* [PROMPT] Give only the number of lines in the data that contain the word "verò".

-- Start MATERIAL FOR THIS TASK --

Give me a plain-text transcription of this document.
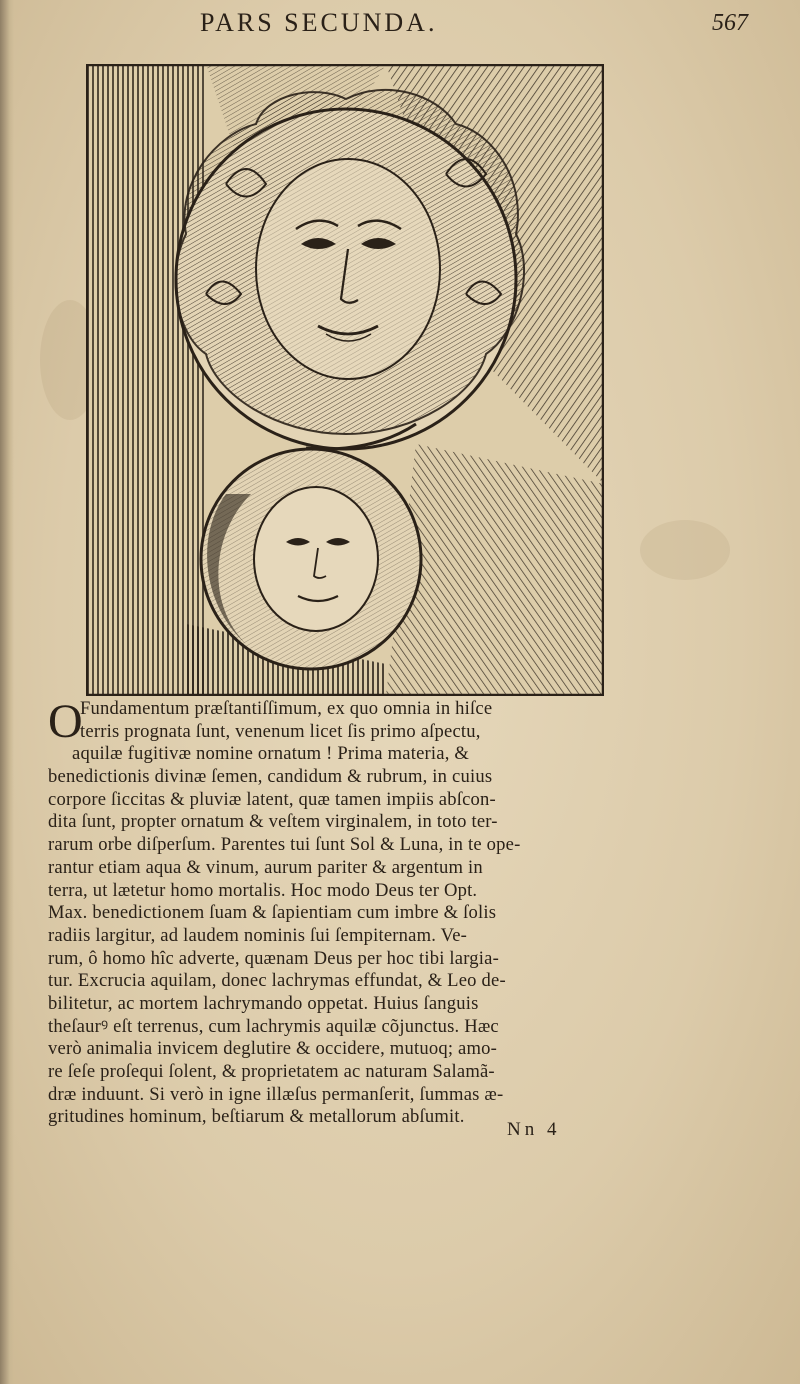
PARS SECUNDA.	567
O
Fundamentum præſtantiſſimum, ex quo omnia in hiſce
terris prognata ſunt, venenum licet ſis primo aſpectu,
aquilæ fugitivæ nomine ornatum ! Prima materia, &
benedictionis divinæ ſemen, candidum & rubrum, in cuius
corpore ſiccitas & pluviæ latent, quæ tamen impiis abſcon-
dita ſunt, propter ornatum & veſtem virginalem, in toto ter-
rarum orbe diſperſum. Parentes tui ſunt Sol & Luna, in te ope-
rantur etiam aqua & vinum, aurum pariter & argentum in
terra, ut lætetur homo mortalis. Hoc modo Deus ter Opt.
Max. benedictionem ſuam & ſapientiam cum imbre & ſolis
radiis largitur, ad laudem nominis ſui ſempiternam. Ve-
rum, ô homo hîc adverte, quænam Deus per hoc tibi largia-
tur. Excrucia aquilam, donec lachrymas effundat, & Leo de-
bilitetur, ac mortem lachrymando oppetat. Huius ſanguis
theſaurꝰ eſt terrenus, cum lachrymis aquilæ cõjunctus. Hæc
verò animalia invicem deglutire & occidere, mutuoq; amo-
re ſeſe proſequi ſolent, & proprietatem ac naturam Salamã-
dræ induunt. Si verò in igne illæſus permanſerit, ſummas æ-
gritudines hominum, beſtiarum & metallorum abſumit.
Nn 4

-- End MATERIAL FOR THIS TASK --

* [ANSWER] 2